*Your instructions*: Extract all lines that hold the string "Island".
■ ■ ■ ■ ■ ■ ■
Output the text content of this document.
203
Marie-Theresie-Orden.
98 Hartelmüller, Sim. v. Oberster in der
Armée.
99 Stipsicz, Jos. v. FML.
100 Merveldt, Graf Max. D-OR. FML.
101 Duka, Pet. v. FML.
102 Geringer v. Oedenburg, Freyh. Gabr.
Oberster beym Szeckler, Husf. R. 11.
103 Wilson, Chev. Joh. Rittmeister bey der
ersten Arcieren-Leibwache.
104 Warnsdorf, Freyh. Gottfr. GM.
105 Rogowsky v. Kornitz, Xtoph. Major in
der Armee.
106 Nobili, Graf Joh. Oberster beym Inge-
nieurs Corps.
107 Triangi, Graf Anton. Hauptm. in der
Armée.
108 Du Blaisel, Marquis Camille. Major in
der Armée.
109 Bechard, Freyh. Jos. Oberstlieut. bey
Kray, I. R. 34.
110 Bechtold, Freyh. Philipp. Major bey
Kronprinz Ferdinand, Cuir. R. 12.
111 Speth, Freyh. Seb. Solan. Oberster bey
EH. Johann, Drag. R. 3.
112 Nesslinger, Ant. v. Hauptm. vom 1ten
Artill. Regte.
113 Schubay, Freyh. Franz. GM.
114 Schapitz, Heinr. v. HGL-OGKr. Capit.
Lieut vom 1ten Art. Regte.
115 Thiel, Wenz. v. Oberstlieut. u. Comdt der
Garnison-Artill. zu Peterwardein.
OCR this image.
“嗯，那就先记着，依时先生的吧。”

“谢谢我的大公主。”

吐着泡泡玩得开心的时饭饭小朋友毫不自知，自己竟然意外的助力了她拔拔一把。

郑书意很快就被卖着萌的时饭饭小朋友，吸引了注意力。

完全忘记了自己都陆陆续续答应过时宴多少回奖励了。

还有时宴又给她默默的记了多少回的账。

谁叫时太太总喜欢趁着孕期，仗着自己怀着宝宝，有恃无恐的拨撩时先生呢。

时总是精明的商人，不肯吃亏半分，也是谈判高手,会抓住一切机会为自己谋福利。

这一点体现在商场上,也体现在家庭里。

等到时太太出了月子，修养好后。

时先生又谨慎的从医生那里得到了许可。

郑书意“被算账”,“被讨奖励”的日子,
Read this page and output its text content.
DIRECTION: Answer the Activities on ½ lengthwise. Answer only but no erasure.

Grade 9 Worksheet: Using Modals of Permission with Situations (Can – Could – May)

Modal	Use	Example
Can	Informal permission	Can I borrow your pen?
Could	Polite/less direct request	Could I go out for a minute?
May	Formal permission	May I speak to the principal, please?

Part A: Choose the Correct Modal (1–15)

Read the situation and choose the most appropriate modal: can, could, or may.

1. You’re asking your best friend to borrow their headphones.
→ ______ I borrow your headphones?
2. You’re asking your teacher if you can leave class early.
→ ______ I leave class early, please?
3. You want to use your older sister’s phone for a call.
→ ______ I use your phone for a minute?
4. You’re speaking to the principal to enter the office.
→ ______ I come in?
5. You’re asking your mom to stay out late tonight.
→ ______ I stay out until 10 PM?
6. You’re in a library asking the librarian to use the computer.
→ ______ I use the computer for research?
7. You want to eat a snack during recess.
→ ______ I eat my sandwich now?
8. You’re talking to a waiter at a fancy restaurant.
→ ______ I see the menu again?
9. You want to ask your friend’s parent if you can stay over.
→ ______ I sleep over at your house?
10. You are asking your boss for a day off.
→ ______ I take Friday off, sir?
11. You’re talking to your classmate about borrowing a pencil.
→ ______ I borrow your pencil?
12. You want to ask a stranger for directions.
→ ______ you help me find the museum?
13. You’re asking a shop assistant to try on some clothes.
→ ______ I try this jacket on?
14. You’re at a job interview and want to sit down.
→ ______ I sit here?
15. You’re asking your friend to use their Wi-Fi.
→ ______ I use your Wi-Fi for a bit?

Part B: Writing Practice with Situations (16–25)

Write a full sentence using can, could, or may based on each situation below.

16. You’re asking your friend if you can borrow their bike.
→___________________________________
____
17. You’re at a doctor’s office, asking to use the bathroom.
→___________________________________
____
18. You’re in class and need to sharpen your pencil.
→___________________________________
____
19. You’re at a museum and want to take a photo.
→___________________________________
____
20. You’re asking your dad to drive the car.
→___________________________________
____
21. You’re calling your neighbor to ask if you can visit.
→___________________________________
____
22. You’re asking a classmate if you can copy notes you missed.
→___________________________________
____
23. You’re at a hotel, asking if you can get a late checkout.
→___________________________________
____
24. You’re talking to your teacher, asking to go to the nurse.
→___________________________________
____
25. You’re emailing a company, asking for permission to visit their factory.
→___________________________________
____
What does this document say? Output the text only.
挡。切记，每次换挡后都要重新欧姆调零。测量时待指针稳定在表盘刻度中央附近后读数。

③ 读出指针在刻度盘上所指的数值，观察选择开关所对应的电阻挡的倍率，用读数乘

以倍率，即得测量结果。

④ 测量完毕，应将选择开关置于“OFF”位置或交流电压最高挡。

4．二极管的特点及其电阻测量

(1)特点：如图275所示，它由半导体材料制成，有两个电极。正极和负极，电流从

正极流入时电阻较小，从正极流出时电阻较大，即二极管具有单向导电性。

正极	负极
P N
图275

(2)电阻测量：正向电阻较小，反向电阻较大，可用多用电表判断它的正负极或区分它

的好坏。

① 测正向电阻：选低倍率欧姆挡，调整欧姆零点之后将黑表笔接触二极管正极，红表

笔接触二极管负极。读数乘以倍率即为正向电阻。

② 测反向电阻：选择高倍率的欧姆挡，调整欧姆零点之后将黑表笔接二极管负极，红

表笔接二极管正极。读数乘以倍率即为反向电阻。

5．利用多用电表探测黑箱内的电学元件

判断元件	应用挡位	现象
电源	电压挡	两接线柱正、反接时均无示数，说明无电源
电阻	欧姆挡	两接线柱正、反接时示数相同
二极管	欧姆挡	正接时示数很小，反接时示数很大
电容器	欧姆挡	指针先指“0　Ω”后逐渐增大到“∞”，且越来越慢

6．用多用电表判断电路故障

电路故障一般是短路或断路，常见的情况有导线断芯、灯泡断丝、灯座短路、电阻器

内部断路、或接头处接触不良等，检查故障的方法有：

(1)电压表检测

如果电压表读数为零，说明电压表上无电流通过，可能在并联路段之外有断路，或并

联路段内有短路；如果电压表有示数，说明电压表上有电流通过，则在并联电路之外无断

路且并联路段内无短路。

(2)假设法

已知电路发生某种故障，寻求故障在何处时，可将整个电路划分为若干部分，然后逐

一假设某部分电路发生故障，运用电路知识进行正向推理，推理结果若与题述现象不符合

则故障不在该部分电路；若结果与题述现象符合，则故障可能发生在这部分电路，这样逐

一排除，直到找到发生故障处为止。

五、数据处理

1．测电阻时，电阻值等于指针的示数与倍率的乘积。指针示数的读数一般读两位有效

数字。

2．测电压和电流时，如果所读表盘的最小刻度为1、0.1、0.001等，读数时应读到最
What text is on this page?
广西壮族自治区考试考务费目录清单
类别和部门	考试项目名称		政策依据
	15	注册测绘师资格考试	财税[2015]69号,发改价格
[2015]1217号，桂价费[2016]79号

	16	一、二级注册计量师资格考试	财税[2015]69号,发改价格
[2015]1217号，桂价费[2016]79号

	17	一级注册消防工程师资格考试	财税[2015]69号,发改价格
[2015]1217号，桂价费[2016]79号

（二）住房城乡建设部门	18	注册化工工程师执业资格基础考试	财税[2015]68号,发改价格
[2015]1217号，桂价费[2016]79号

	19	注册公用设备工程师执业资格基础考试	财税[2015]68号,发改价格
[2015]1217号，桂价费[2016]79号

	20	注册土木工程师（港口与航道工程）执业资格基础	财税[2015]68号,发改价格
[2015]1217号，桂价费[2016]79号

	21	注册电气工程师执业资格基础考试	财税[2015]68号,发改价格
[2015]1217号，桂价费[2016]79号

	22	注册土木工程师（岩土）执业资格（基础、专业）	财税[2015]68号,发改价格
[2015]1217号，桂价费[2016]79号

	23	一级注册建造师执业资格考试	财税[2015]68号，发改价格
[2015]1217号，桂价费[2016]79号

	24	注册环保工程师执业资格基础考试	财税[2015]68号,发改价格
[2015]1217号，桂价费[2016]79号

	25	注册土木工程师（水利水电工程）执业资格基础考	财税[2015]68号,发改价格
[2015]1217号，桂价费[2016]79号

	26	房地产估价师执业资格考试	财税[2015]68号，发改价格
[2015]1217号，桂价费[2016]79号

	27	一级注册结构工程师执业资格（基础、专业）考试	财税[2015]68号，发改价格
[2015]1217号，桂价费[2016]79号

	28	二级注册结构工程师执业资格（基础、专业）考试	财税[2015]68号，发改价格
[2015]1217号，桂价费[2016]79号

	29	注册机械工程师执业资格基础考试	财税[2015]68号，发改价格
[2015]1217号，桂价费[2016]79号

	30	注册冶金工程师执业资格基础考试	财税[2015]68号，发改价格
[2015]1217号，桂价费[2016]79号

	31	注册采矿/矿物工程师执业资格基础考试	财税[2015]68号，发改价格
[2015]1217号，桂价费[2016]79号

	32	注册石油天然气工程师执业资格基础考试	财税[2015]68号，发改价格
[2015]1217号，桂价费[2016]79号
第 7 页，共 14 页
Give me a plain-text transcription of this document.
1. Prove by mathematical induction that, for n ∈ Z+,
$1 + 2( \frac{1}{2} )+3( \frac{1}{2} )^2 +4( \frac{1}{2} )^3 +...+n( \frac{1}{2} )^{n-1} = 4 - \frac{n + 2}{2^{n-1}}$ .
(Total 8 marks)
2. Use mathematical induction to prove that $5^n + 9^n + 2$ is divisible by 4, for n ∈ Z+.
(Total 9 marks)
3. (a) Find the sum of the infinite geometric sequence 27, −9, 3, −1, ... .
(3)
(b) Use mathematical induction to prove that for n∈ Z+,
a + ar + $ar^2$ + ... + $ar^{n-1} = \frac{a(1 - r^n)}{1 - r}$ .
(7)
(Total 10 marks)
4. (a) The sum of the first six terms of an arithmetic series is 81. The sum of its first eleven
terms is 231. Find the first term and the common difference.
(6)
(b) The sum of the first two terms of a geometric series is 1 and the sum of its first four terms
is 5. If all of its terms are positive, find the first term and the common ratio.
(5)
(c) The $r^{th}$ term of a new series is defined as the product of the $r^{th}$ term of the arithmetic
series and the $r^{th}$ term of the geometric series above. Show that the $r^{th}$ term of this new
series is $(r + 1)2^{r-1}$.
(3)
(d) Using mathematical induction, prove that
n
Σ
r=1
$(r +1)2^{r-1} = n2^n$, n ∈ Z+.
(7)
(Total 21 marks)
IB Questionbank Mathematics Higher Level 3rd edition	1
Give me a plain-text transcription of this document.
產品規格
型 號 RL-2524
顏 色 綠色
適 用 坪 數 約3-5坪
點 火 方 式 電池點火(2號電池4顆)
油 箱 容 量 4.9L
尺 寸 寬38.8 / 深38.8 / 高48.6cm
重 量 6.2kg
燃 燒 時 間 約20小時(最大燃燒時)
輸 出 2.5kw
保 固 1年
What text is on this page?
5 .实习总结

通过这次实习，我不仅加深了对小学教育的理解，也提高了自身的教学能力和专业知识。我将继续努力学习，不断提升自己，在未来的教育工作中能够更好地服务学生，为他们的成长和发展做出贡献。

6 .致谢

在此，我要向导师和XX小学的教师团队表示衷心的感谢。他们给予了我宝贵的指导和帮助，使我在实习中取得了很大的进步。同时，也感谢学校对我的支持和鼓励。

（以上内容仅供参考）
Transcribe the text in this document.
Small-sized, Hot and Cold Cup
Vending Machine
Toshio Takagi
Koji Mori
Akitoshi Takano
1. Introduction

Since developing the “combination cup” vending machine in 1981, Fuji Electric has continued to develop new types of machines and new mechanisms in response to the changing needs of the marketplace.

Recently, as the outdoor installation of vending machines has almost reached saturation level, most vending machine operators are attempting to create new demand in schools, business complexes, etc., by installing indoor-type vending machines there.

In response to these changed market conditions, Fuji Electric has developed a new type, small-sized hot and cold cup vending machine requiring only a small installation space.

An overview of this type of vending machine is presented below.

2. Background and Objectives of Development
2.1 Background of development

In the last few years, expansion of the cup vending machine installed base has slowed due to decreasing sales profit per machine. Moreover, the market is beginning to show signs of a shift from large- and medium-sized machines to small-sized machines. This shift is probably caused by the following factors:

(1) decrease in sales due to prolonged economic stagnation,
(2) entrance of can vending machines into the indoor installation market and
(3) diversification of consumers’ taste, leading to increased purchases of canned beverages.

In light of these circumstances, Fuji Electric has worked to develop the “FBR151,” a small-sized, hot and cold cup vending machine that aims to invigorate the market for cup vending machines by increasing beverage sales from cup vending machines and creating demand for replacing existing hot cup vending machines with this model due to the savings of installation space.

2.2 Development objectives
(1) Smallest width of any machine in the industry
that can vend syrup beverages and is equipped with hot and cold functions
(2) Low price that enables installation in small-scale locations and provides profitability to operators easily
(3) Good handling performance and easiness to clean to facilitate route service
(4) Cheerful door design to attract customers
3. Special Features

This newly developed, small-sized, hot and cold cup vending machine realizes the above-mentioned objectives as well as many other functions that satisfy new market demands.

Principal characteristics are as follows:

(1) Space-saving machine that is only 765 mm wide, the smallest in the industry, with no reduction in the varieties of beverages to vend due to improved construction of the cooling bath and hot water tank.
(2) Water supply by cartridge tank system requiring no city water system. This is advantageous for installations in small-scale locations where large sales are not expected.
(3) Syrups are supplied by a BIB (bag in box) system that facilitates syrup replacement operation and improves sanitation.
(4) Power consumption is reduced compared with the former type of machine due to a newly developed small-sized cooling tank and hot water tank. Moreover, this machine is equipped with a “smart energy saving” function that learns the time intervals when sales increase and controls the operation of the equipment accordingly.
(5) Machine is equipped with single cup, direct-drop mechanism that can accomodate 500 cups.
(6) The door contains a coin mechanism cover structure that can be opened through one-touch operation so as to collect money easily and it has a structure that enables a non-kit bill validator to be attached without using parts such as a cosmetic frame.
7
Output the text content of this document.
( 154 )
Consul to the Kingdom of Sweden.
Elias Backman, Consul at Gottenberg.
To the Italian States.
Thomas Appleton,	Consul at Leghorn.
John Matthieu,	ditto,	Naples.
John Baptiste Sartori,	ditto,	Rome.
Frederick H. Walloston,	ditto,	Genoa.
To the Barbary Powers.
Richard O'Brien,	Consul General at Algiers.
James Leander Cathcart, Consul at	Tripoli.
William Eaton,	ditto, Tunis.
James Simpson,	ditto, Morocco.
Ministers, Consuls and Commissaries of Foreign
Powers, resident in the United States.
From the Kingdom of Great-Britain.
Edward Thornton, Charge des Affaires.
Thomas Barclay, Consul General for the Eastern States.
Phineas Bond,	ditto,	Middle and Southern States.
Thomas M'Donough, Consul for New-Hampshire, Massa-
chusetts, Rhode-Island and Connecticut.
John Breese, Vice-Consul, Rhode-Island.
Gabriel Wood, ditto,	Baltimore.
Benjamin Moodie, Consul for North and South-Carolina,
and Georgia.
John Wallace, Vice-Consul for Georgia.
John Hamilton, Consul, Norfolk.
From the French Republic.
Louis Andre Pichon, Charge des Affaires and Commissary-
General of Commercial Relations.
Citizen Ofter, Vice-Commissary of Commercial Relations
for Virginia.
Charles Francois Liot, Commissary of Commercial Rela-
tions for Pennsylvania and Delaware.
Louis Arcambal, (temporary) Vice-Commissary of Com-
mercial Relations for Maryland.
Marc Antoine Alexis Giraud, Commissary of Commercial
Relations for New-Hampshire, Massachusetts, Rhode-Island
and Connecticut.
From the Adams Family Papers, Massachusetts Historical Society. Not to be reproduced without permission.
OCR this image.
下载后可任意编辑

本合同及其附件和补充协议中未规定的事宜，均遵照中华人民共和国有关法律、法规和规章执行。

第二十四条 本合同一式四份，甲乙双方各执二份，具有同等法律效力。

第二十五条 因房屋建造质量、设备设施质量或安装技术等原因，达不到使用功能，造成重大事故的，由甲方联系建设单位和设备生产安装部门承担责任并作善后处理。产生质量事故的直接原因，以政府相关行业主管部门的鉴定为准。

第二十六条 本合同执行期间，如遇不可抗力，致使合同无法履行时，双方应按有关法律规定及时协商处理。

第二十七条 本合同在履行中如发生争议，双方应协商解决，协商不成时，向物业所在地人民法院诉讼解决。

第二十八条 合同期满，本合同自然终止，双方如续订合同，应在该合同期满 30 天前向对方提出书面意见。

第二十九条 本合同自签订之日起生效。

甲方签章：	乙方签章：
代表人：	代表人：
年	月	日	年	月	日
■ ■ ■ ■ ■ ■ ■
*Result below*:
chusetts, Rhode-Island and Connecticut.
John Breese, Vice-Consul, Rhode-Island.
Relations for New-Hampshire, Massachusetts, Rhode-Island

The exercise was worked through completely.